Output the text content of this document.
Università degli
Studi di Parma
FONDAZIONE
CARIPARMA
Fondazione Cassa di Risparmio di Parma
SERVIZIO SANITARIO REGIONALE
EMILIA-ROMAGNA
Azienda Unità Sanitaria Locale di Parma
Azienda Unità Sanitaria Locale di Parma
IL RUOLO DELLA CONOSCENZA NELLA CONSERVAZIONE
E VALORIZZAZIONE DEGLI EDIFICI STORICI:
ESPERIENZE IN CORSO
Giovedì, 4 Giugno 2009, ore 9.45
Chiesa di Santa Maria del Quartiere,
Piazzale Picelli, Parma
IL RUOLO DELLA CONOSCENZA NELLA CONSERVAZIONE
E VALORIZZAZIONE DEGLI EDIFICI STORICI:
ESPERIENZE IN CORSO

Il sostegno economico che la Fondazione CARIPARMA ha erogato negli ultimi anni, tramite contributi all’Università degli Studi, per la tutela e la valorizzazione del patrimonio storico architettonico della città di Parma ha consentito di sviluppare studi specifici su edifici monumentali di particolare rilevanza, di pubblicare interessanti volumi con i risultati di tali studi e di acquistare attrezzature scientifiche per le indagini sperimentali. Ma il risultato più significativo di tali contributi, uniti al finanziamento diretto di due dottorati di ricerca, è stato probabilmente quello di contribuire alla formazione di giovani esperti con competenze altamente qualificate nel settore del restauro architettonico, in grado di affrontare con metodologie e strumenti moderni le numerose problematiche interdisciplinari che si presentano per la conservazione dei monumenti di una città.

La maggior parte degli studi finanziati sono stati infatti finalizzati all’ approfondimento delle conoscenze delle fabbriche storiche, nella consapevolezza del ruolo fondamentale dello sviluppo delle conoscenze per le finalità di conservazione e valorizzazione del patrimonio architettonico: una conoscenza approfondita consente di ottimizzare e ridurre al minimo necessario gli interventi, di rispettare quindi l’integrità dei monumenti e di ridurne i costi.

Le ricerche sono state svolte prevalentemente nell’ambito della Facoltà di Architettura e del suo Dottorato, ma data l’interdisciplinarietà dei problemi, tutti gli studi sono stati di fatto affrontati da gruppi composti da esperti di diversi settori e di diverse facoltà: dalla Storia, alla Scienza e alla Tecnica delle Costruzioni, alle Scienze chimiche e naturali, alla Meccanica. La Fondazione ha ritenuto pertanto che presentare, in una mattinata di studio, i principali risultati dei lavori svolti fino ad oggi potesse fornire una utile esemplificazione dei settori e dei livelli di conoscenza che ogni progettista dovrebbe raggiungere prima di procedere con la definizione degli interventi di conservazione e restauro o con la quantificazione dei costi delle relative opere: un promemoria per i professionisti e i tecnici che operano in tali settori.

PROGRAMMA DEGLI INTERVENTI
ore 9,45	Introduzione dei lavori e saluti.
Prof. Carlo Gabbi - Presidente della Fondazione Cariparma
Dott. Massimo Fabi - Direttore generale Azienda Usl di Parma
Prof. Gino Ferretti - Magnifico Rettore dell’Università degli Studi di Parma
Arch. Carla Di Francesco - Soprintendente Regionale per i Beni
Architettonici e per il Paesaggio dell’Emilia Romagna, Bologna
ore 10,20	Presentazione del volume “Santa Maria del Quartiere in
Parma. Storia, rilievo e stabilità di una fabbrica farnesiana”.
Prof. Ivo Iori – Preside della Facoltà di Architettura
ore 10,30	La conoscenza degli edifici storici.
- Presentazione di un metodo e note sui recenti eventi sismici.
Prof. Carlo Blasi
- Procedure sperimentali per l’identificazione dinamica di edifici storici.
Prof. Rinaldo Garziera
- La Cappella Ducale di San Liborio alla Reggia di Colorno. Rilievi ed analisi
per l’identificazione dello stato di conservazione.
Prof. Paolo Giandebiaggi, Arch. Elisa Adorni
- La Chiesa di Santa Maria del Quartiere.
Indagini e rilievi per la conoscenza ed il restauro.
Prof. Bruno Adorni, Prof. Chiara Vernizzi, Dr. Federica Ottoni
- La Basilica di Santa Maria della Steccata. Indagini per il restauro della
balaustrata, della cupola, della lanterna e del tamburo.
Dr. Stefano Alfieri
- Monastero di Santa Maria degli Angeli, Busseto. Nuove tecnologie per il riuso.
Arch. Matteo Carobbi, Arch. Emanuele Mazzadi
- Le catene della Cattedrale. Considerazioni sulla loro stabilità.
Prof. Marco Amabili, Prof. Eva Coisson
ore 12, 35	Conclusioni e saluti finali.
= = = = = = =
Scan the listing above and copy all lines containing the word "identificazione".

IN RESPONSE:
- Procedure sperimentali per l’identificazione dinamica di edifici storici.
per l’identificazione dello stato di conservazione.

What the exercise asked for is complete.